• [TEXTE AFFICHÉ]:
On ne peut aborder ce second PLFR de l'année sans analyser le PLF pour 2018, dès lors que, s'agissant du solde structurel, le lien entre les deux est étroit. C'est si évident que la Commission européenne n'a pas attendu pour nous mettre en garde au sujet de la maîtrise budgétaire : dès le 22 novembre dernier, les risques de non-conformité du budget pour 2018 avec les normes européennes étaient pointés du doigt.
Pour relancer la croissance, le Président de la République souhaite réduire les déficits et, ainsi, la dette elle-même. Pourtant, au vu de l'article liminaire du PLFR qui nous est soumis, c'est avec un déficit public de 2,9 % du PIB que la France devrait clôturer l'année 2017.
Certains retiendront que la règle européenne des 3 % est respectée. Mais c'est compter sans un éventuel désaccord sur la comptabilisation du sauvetage financier d'Areva, qui pèserait 0,1 point de plus, et sans l'analyse d'Eurostat sur la comptabilisation de l'étalement des 10 milliards d'euros de remboursement de la taxe sur les dividendes, qui pourrait alourdir de 0,2 point le ratio du déficit sur le PIB.

• [DONNÉES AFFICHÉES]:
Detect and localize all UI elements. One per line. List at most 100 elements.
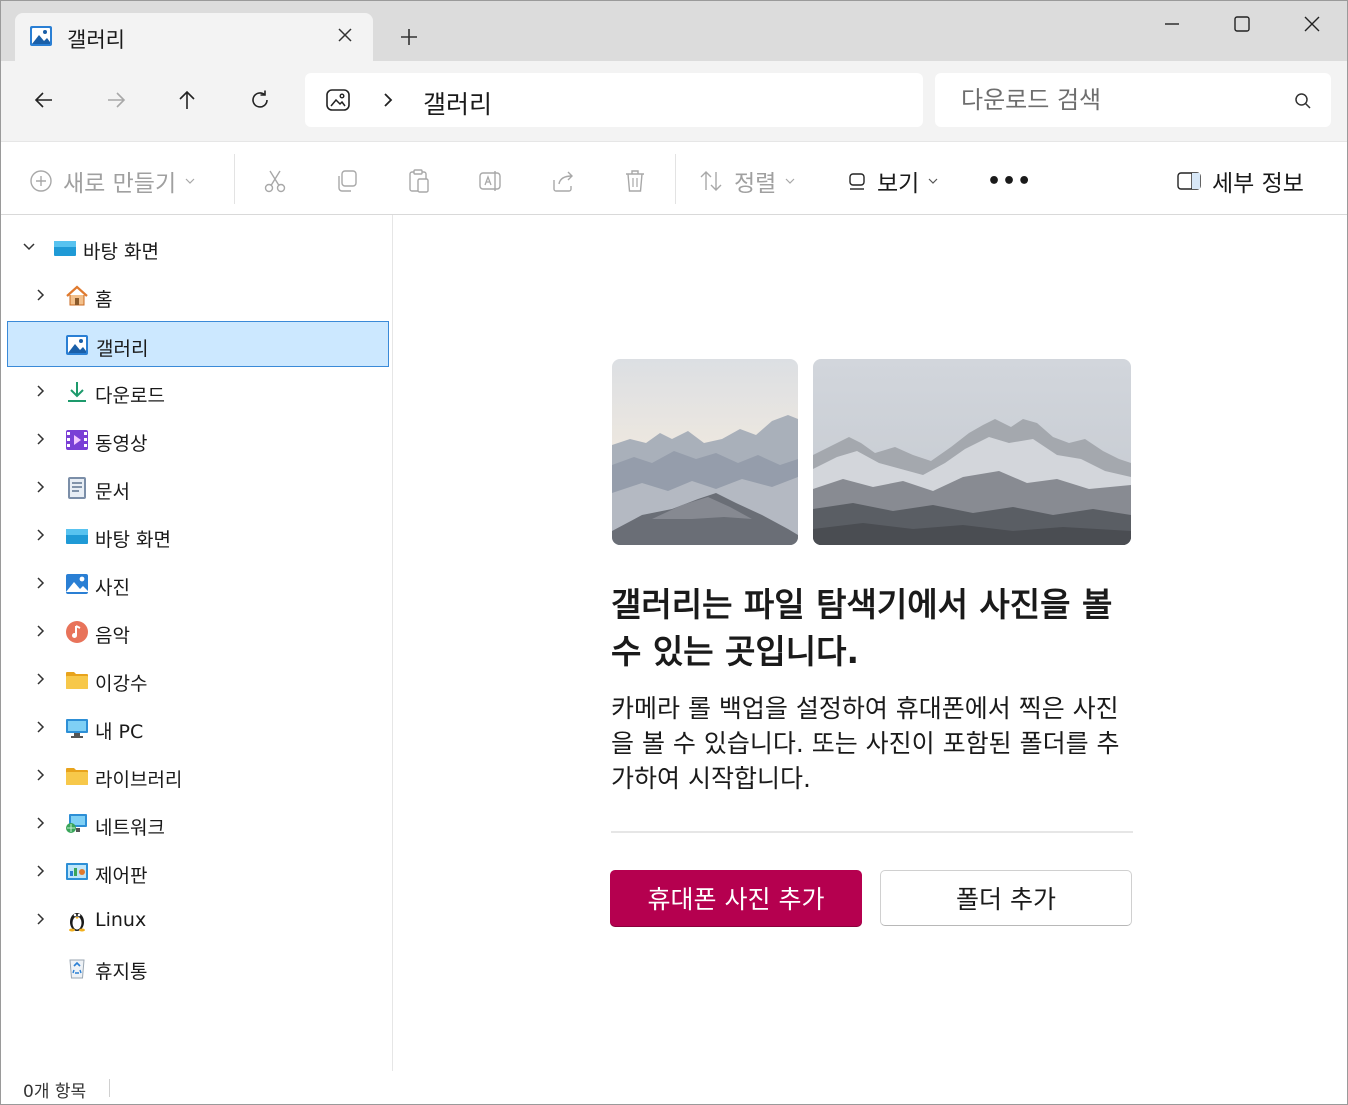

• [CONSIGNES]:
**1.** Recopiez le passage du texte sur le déficit public compris entre « Certains retiendront que » et « sur le PIB. », bornes incluses, en remplaçant « Areva » par « Alstom ».
**2.** Indiquez si chaque affirmation correspond au texte sur le déficit public, par oui ou par non, en citant les mots décisifs du texte :
(a) Des risques de non-conformité du budget pour 2018 ont été signalés dès le 22 novembre.
(b) La France devrait clôturer l'année 2017 avec un déficit public de 3,2 % du PIB.
(c) L'étalement du remboursement de la taxe sur les dividendes pourrait alourdir le ratio du déficit sur le PIB de 0,1 point.
**3.** Prolongez le texte sur le déficit public au-delà de sa dernière phrase.
Les données n'ont aucun lien avec le texte sur le déficit public.

• [RÉPONSES]:
**1.**
Certains retiendront que la règle européenne des 3 % est respectée. Mais c'est compter sans un éventuel désaccord sur la comptabilisation du sauvetage financier d'Alstom, qui pèserait 0,1 point de plus, et sans l'analyse d'Eurostat sur la comptabilisation de l'étalement des 10 milliards d'euros de remboursement de la taxe sur les dividendes, qui pourrait alourdir de 0,2 point le ratio du déficit sur le PIB.

**2.**
(a) Oui : « dès le 22 novembre dernier, les risques de non-conformité du budget pour 2018 avec les normes européennes étaient pointés du doigt ».
(b) Non : « c'est avec un déficit public de 2,9 % du PIB que la France devrait clôturer l'année 2017 ».
(c) Non : « qui pourrait alourdir de 0,2 point le ratio du déficit sur le PIB ».

**3.**
En attendant le verdict de la Commission européenne, ce qu'il faut retenir ici, c'est que, de toute l'Europe, seules la France et l'Espagne, que nous n'hésitons pas à mettre au banc des accusés, atteignent des niveaux aussi élevés. Est-il nécessaire de vous rappeler que la France fait l'objet de la part de Bruxelles d'une procédure de déficit excessif ? Pourquoi ne pas entendre les propos de M. Pierre Moscovici, commissaire européen, qui indiquait il y a quelques jours que notre marge de manoeuvre était extrêmement faible ? Et comment expliquer que nous marchions si près du gouffre quand la moyenne des autres pays de l'Union oscille autour de 1,1 % de déficit public ?
La Commission européenne le dit elle-même, il existe un écart important entre le budget présenté et la trajectoire d'ajustement requise pour réduire le déficit et la dette publics. S'il n'y avait qu'une seule approche de ce problème, nous devrions retenir celle du déficit structurel. Car c'est bien à partir du déficit structurel que nous pouvons apprécier les efforts accomplis sur les dépenses de fonctionnement de l'État.
S'il veut satisfaire les règles européennes, l'État devrait consentir un effort structurel de 0,1 point de PIB. C'est ce qui est prévu pour 2018, me direz-vous ; mais, à en croire la Commission européenne, l'État n'a pas suffisamment anticipé les risques, particulièrement le risque de relâchement budgétaire qui viendrait plomber cet effort en le faisant tomber à moins 0,4%.
Qu'attendons-nous pour réduire ce déficit structurel alors que la conjoncture est bonne ? L'épisode peu glorieux de l'an 2000 n'a-t-il pas suffi ? À l'époque, la croissance au sein de l'Union européenne était forte et les recettes dynamiques, ce qui aurait permis une diminution des déficits publics. Mais le gouvernement Jospin, en se focalisant sur son seul déficit effectif, n'avait pas anticipé le ralentissement de la croissance et la nouvelle hausse des déficits. Le taux de déficit public est alors repassé au-dessus du seuil de 3 % du PIB. Cette hausse aurait pu être pondérée par une réduction des déficits structurels ; l'équilibre budgétaire aurait été au moins préservé.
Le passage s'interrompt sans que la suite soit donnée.